Exercise prompt: Give the number of lines in the records below that include "ions", and nothing more.

[Data records]

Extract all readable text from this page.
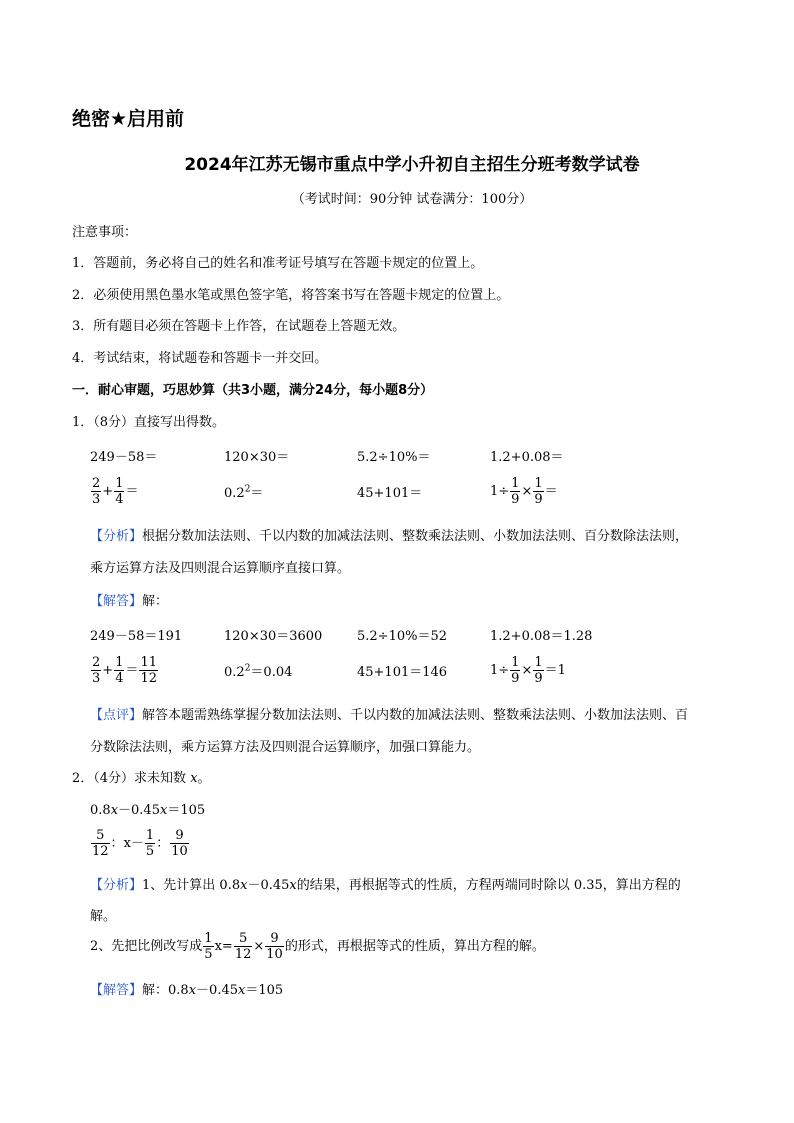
绝密★启用前
2024年江苏无锡市重点中学小升初自主招生分班考数学试卷
（考试时间：90分钟 试卷满分：100分）
注意事项：
1．答题前，务必将自己的姓名和准考证号填写在答题卡规定的位置上。
2．必须使用黑色墨水笔或黑色签字笔，将答案书写在答题卡规定的位置上。
3．所有题目必须在答题卡上作答，在试题卷上答题无效。
4．考试结束，将试题卷和答题卡一并交回。
一．耐心审题，巧思妙算（共3小题，满分24分，每小题8分）
1．（8分）直接写出得数。
249－58＝	120×30＝	5.2÷10%＝	1.2+0.08＝
$\frac{2}{3} + \frac{1}{4}$ ＝	$0.2^2=$	45+101＝	$1\div \frac{1}{9} \times \frac{1}{9}$ ＝
【分析】根据分数加法法则、千以内数的加减法法则、整数乘法法则、小数加法法则、百分数除法法则，
乘方运算方法及四则混合运算顺序直接口算。
【解答】解：
249－58＝191	120×30＝3600	5.2÷10%＝52	1.2+0.08＝1.28
$\frac{2}{3} + \frac{1}{4} = \frac{11}{12}$	$0.2^2=0.04$	45+101＝146	$1\div \frac{1}{9} \times \frac{1}{9} =1$
【点评】解答本题需熟练掌握分数加法法则、千以内数的加减法法则、整数乘法法则、小数加法法则、百
分数除法法则，乘方运算方法及四则混合运算顺序，加强口算能力。
2．（4分）求未知数 x。
0.8x－0.45x＝105
$\frac{5}{12}$ ：$x- \frac{1}{5}$ ： $\frac{9}{10}$
【分析】1、先计算出 0.8x－0.45x的结果，再根据等式的性质，方程两端同时除以 0.35，算出方程的
解。
2、先把比例改写成 $\frac{1}{5} x= \frac{5}{12} \times \frac{9}{10}$ 的形式，再根据等式的性质，算出方程的解。
【解答】解：0.8x－0.45x＝105
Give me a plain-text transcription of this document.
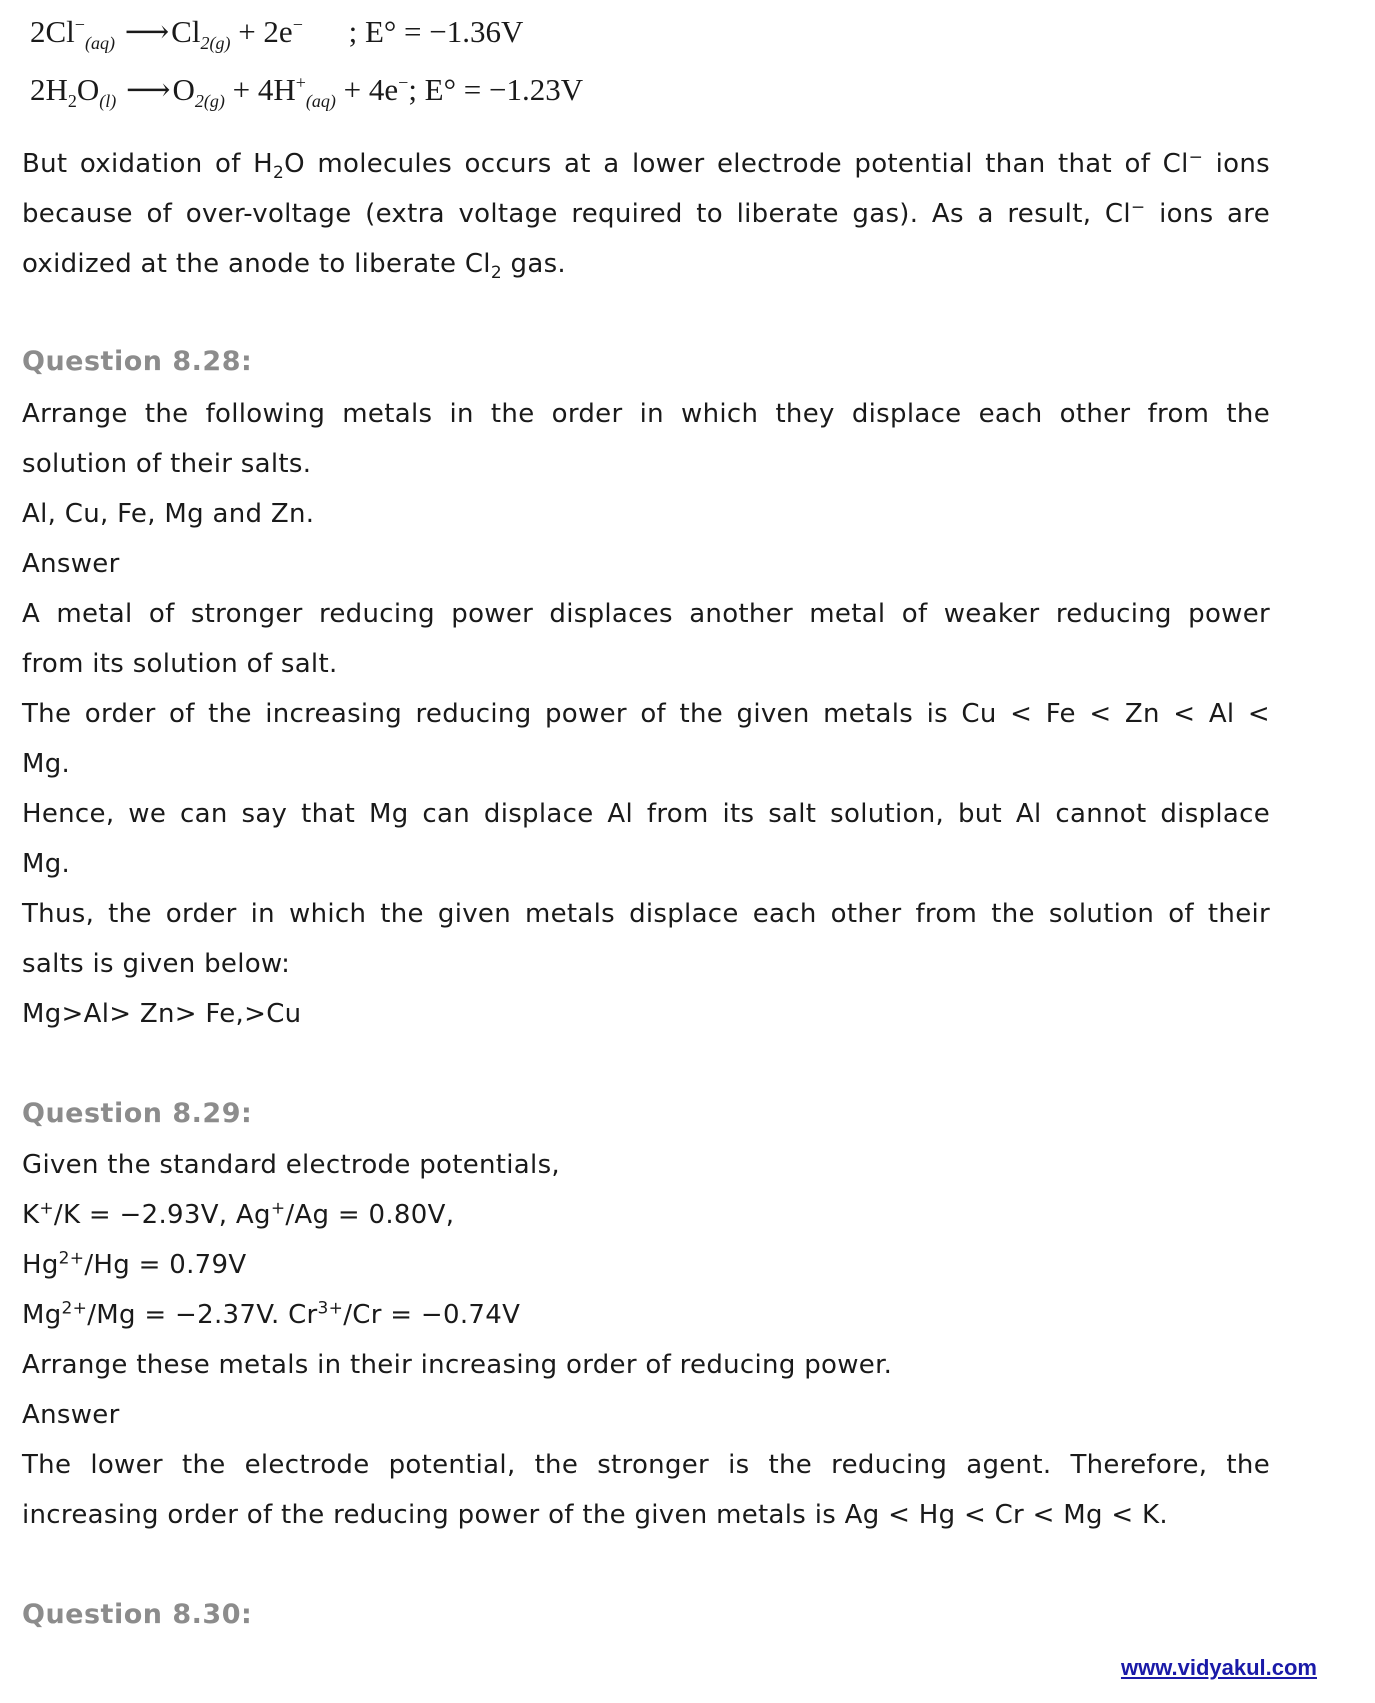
$2Cl^-_{(aq)}$ $⟶Cl_{2(g)} + 2e^-$ ; E° = −1.36V
$2H_2O_{(l)}$ $⟶O_{2(g)} + 4H^+_{(aq)} + 4e^-$; E° = −1.23V
But oxidation of $H_2O$ molecules occurs at a lower electrode potential than that of Cl− ions
because of over-voltage (extra voltage required to liberate gas). As a result, Cl− ions are
oxidized at the anode to liberate $Cl_2$ gas.
Question 8.28:
Arrange the following metals in the order in which they displace each other from the
solution of their salts.
Al, Cu, Fe, Mg and Zn.
Answer
A metal of stronger reducing power displaces another metal of weaker reducing power
from its solution of salt.
The order of the increasing reducing power of the given metals is Cu < Fe < Zn < Al <
Mg.
Hence, we can say that Mg can displace Al from its salt solution, but Al cannot displace
Mg.
Thus, the order in which the given metals displace each other from the solution of their
salts is given below:
Mg>Al> Zn> Fe,>Cu
Question 8.29:
Given the standard electrode potentials,
K+/K = −2.93V, Ag+/Ag = 0.80V,
$Hg^{2+}/Hg = 0.79V$
$Mg^{2+}/Mg = -2.37V$. $Cr^{3+}/Cr = -0.74V$
Arrange these metals in their increasing order of reducing power.
Answer
The lower the electrode potential, the stronger is the reducing agent. Therefore, the
increasing order of the reducing power of the given metals is Ag < Hg < Cr < Mg < K.
Question 8.30:
www.vidyakul.com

Result below: 2